▶ DIRECTIONS FOR THIS TASK: Without including any pictures, write out all the entries exactly.

▶ TASK INPUT:
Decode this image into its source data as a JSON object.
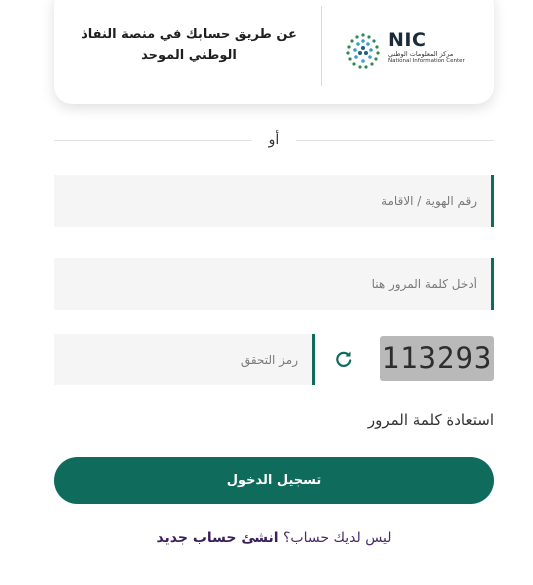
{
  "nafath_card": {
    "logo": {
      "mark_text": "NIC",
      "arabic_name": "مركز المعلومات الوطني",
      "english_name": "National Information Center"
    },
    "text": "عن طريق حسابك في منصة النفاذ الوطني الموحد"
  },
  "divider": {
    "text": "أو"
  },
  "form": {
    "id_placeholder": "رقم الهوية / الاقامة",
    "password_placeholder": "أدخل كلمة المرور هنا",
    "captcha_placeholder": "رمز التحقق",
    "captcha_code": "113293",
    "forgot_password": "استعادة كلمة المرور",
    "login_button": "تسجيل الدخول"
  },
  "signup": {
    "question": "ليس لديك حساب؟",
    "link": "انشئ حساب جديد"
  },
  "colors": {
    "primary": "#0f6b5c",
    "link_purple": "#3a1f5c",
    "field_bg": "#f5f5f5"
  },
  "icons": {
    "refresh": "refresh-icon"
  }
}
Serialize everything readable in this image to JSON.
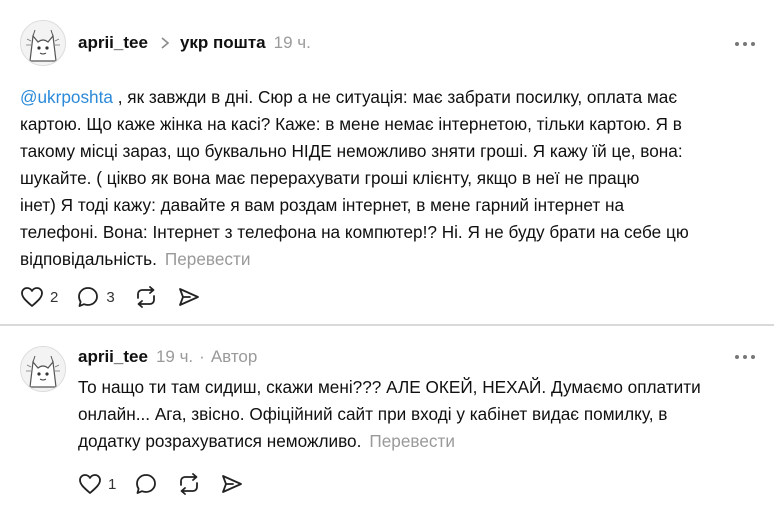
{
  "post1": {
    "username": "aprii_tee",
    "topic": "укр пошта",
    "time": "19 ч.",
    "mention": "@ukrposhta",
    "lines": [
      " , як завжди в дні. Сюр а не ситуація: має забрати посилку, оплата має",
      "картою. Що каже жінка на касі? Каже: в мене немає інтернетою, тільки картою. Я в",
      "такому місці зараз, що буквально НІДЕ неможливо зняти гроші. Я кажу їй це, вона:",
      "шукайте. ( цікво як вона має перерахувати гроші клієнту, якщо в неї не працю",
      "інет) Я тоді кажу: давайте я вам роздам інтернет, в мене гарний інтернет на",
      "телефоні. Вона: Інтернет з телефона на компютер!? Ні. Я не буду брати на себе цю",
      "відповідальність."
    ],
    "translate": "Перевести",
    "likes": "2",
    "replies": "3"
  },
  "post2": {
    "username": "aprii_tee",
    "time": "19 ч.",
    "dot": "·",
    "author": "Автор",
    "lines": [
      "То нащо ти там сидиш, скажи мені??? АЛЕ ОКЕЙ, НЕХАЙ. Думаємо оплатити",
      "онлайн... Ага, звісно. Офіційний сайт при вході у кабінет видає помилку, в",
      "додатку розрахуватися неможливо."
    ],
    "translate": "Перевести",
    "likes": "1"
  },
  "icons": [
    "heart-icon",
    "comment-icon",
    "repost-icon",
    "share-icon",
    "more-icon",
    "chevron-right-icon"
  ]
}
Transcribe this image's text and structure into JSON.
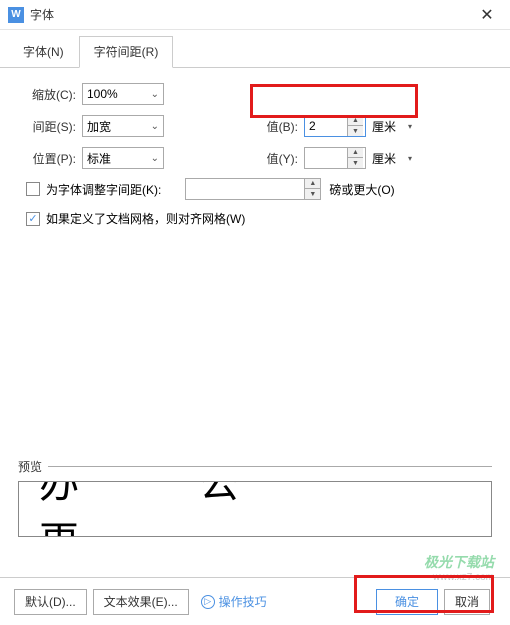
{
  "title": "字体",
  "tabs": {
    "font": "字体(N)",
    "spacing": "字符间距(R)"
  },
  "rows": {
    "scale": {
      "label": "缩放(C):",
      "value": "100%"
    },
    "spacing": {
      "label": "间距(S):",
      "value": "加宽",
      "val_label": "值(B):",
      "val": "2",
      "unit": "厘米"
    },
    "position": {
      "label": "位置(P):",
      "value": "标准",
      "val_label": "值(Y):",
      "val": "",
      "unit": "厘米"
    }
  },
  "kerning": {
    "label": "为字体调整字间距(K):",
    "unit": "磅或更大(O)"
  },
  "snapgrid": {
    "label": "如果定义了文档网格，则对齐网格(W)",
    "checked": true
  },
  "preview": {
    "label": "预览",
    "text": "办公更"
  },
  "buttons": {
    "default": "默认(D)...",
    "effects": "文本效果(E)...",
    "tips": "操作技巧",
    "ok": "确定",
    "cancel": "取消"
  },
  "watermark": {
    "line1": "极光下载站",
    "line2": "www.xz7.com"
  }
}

▶ THE OUTPUT:
Decode this image into its source data as a JSON object.
{
  "nafath_card": {
    "logo": {
      "mark_text": "NIC",
      "arabic_name": "مركز المعلومات الوطني",
      "english_name": "National Information Center"
    },
    "text": "عن طريق حسابك في منصة النفاذ الوطني الموحد"
  },
  "divider": {
    "text": "أو"
  },
  "form": {
    "id_placeholder": "رقم الهوية / الاقامة",
    "password_placeholder": "أدخل كلمة المرور هنا",
    "captcha_placeholder": "رمز التحقق",
    "captcha_code": "113293",
    "forgot_password": "استعادة كلمة المرور",
    "login_button": "تسجيل الدخول"
  },
  "signup": {
    "question": "ليس لديك حساب؟",
    "link": "انشئ حساب جديد"
  },
  "colors": {
    "primary": "#0f6b5c",
    "link_purple": "#3a1f5c",
    "field_bg": "#f5f5f5"
  },
  "icons": {
    "refresh": "refresh-icon"
  }
}
Serialize everything readable in this image to JSON.
{
  "post1": {
    "username": "aprii_tee",
    "topic": "укр пошта",
    "time": "19 ч.",
    "mention": "@ukrposhta",
    "lines": [
      " , як завжди в дні. Сюр а не ситуація: має забрати посилку, оплата має",
      "картою. Що каже жінка на касі? Каже: в мене немає інтернетою, тільки картою. Я в",
      "такому місці зараз, що буквально НІДЕ неможливо зняти гроші. Я кажу їй це, вона:",
      "шукайте. ( цікво як вона має перерахувати гроші клієнту, якщо в неї не працю",
      "інет) Я тоді кажу: давайте я вам роздам інтернет, в мене гарний інтернет на",
      "телефоні. Вона: Інтернет з телефона на компютер!? Ні. Я не буду брати на себе цю",
      "відповідальність."
    ],
    "translate": "Перевести",
    "likes": "2",
    "replies": "3"
  },
  "post2": {
    "username": "aprii_tee",
    "time": "19 ч.",
    "dot": "·",
    "author": "Автор",
    "lines": [
      "То нащо ти там сидиш, скажи мені??? АЛЕ ОКЕЙ, НЕХАЙ. Думаємо оплатити",
      "онлайн... Ага, звісно. Офіційний сайт при вході у кабінет видає помилку, в",
      "додатку розрахуватися неможливо."
    ],
    "translate": "Перевести",
    "likes": "1"
  },
  "icons": [
    "heart-icon",
    "comment-icon",
    "repost-icon",
    "share-icon",
    "more-icon",
    "chevron-right-icon"
  ]
}
Transcribe this image's text and structure into JSON.
{
  "title": "字体",
  "tabs": {
    "font": "字体(N)",
    "spacing": "字符间距(R)"
  },
  "rows": {
    "scale": {
      "label": "缩放(C):",
      "value": "100%"
    },
    "spacing": {
      "label": "间距(S):",
      "value": "加宽",
      "val_label": "值(B):",
      "val": "2",
      "unit": "厘米"
    },
    "position": {
      "label": "位置(P):",
      "value": "标准",
      "val_label": "值(Y):",
      "val": "",
      "unit": "厘米"
    }
  },
  "kerning": {
    "label": "为字体调整字间距(K):",
    "unit": "磅或更大(O)"
  },
  "snapgrid": {
    "label": "如果定义了文档网格，则对齐网格(W)",
    "checked": true
  },
  "preview": {
    "label": "预览",
    "text": "办公更"
  },
  "buttons": {
    "default": "默认(D)...",
    "effects": "文本效果(E)...",
    "tips": "操作技巧",
    "ok": "确定",
    "cancel": "取消"
  },
  "watermark": {
    "line1": "极光下载站",
    "line2": "www.xz7.com"
  }
}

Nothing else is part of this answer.